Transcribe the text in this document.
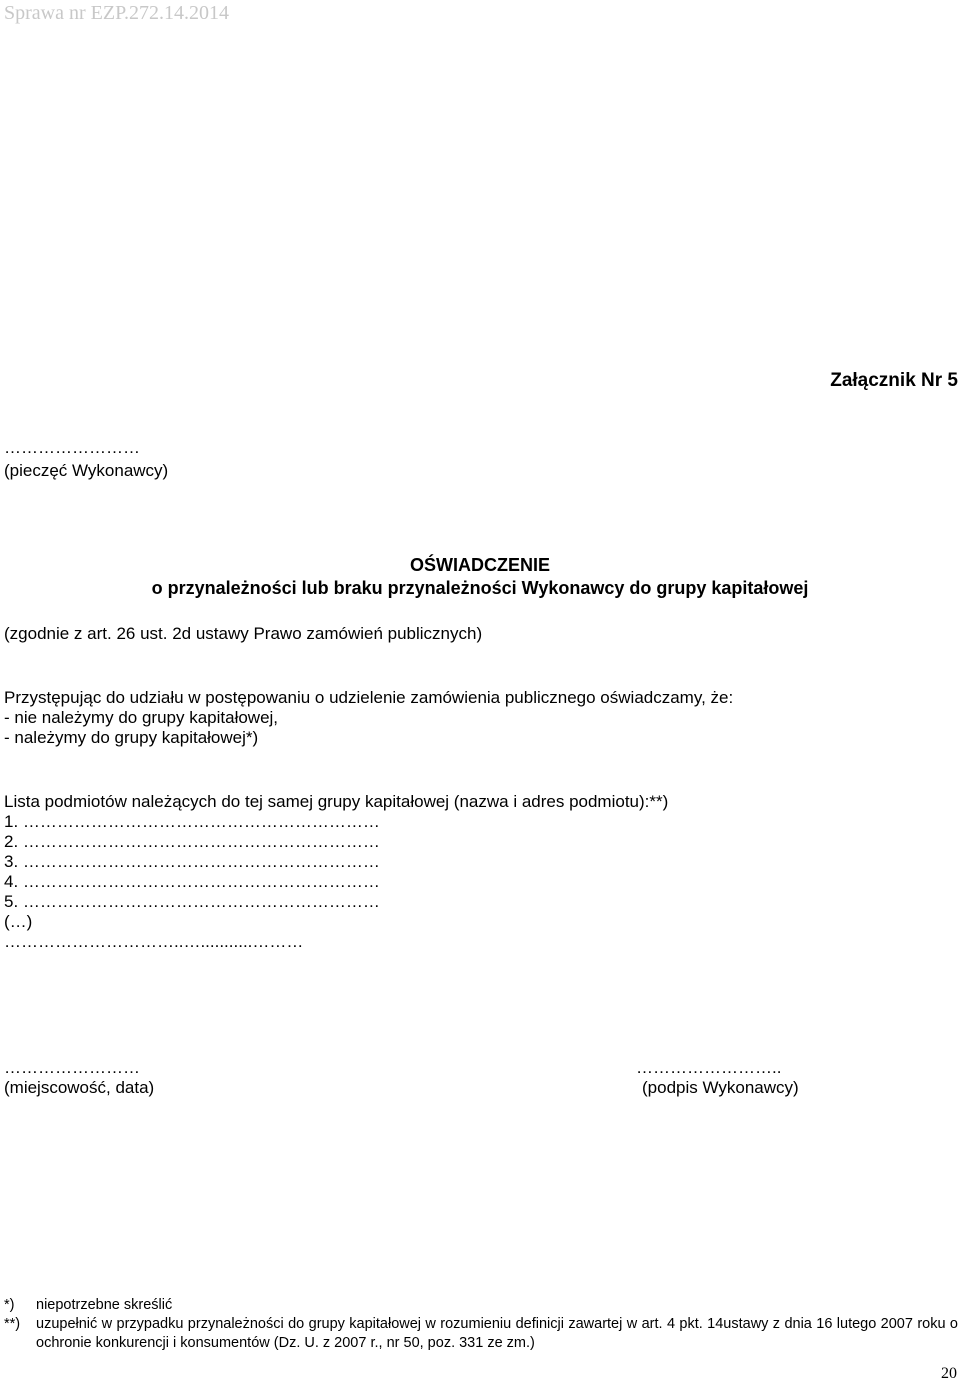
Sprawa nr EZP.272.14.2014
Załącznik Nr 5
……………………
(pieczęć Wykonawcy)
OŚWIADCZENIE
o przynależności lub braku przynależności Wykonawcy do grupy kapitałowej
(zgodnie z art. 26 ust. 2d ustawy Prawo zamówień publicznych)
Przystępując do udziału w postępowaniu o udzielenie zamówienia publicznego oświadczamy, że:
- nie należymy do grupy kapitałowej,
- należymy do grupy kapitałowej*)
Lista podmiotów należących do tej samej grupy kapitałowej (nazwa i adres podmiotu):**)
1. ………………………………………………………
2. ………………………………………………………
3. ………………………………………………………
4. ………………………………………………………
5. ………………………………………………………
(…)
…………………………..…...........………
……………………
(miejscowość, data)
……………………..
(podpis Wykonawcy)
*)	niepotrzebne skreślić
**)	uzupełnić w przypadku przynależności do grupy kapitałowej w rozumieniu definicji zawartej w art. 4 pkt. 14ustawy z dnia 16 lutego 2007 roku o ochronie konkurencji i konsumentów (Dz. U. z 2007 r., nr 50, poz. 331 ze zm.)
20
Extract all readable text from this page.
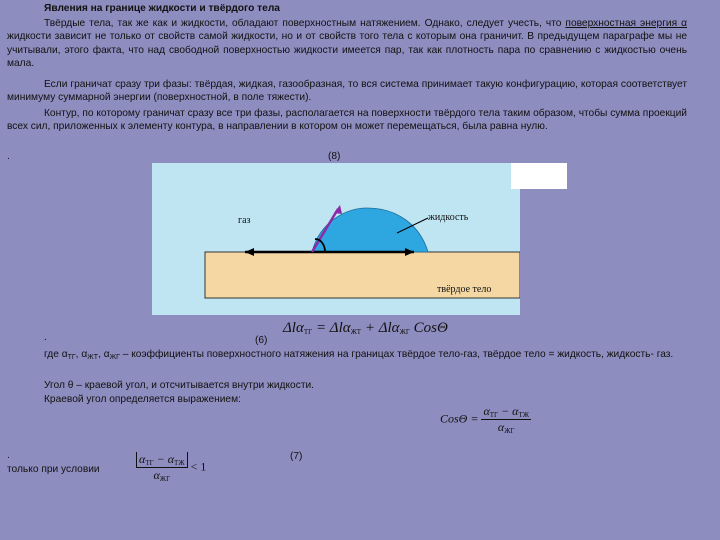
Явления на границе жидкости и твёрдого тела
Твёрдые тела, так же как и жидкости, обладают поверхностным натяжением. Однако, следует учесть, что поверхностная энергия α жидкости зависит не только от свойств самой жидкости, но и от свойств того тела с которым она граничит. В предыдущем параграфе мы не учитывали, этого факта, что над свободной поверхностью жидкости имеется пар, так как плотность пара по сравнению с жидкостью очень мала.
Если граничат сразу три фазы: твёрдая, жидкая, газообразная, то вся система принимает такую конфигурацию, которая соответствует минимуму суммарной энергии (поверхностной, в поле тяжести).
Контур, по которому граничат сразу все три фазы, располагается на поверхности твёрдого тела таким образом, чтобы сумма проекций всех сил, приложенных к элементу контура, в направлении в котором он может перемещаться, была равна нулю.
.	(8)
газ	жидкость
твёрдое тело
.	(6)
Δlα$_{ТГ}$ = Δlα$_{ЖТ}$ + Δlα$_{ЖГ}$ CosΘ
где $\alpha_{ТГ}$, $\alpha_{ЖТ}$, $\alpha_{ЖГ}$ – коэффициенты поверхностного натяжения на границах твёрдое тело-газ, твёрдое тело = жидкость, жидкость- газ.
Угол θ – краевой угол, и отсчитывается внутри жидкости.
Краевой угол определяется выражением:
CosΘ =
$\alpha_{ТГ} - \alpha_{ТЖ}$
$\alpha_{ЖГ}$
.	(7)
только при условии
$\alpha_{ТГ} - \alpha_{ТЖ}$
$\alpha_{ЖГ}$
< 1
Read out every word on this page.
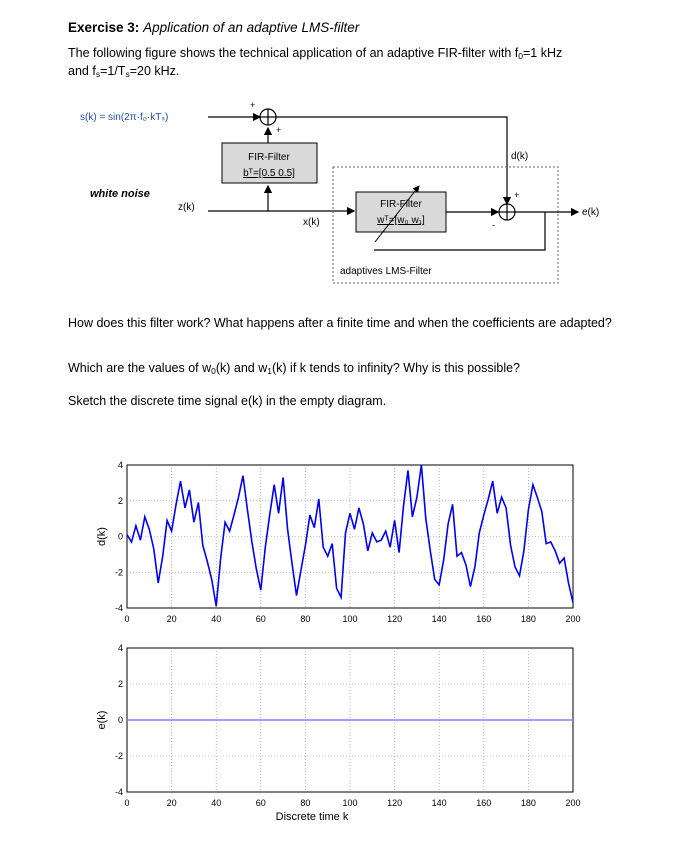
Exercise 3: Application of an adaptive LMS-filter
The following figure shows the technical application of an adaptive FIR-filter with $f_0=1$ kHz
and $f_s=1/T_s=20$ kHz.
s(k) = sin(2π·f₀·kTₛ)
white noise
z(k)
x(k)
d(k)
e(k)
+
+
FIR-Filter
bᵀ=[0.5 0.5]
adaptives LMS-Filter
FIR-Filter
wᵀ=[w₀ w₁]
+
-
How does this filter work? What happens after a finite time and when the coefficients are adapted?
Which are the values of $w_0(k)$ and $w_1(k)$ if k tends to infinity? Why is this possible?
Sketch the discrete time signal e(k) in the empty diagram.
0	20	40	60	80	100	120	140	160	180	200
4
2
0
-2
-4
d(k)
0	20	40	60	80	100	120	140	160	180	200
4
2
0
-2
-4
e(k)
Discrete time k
════
What is required:
Without including any pictures, output all the entries above exactly.

Task response:
Transcribe the text in this document.
Sprawa nr EZP.272.14.2014
Załącznik Nr 5
……………………
(pieczęć Wykonawcy)
OŚWIADCZENIE
o przynależności lub braku przynależności Wykonawcy do grupy kapitałowej
(zgodnie z art. 26 ust. 2d ustawy Prawo zamówień publicznych)
Przystępując do udziału w postępowaniu o udzielenie zamówienia publicznego oświadczamy, że:
- nie należymy do grupy kapitałowej,
- należymy do grupy kapitałowej*)
Lista podmiotów należących do tej samej grupy kapitałowej (nazwa i adres podmiotu):**)
1. ………………………………………………………
2. ………………………………………………………
3. ………………………………………………………
4. ………………………………………………………
5. ………………………………………………………
(…)
…………………………..…...........………
……………………
(miejscowość, data)
……………………..
(podpis Wykonawcy)
*)	niepotrzebne skreślić
**)	uzupełnić w przypadku przynależności do grupy kapitałowej w rozumieniu definicji zawartej w art. 4 pkt. 14ustawy z dnia 16 lutego 2007 roku o ochronie konkurencji i konsumentów (Dz. U. z 2007 r., nr 50, poz. 331 ze zm.)
20
Extract all readable text from this page.
Явления на границе жидкости и твёрдого тела
Твёрдые тела, так же как и жидкости, обладают поверхностным натяжением. Однако, следует учесть, что поверхностная энергия α жидкости зависит не только от свойств самой жидкости, но и от свойств того тела с которым она граничит. В предыдущем параграфе мы не учитывали, этого факта, что над свободной поверхностью жидкости имеется пар, так как плотность пара по сравнению с жидкостью очень мала.
Если граничат сразу три фазы: твёрдая, жидкая, газообразная, то вся система принимает такую конфигурацию, которая соответствует минимуму суммарной энергии (поверхностной, в поле тяжести).
Контур, по которому граничат сразу все три фазы, располагается на поверхности твёрдого тела таким образом, чтобы сумма проекций всех сил, приложенных к элементу контура, в направлении в котором он может перемещаться, была равна нулю.
.	(8)
газ	жидкость
твёрдое тело
.	(6)
Δlα$_{ТГ}$ = Δlα$_{ЖТ}$ + Δlα$_{ЖГ}$ CosΘ
где $\alpha_{ТГ}$, $\alpha_{ЖТ}$, $\alpha_{ЖГ}$ – коэффициенты поверхностного натяжения на границах твёрдое тело-газ, твёрдое тело = жидкость, жидкость- газ.
Угол θ – краевой угол, и отсчитывается внутри жидкости.
Краевой угол определяется выражением:
CosΘ =
$\alpha_{ТГ} - \alpha_{ТЖ}$
$\alpha_{ЖГ}$
.	(7)
только при условии
$\alpha_{ТГ} - \alpha_{ТЖ}$
$\alpha_{ЖГ}$
< 1
Read out every word on this page.
Exercise 3: Application of an adaptive LMS-filter
The following figure shows the technical application of an adaptive FIR-filter with $f_0=1$ kHz
and $f_s=1/T_s=20$ kHz.
s(k) = sin(2π·f₀·kTₛ)
white noise
z(k)
x(k)
d(k)
e(k)
+
+
FIR-Filter
bᵀ=[0.5 0.5]
adaptives LMS-Filter
FIR-Filter
wᵀ=[w₀ w₁]
+
-
How does this filter work? What happens after a finite time and when the coefficients are adapted?
Which are the values of $w_0(k)$ and $w_1(k)$ if k tends to infinity? Why is this possible?
Sketch the discrete time signal e(k) in the empty diagram.
0	20	40	60	80	100	120	140	160	180	200
4
2
0
-2
-4
d(k)
0	20	40	60	80	100	120	140	160	180	200
4
2
0
-2
-4
e(k)
Discrete time k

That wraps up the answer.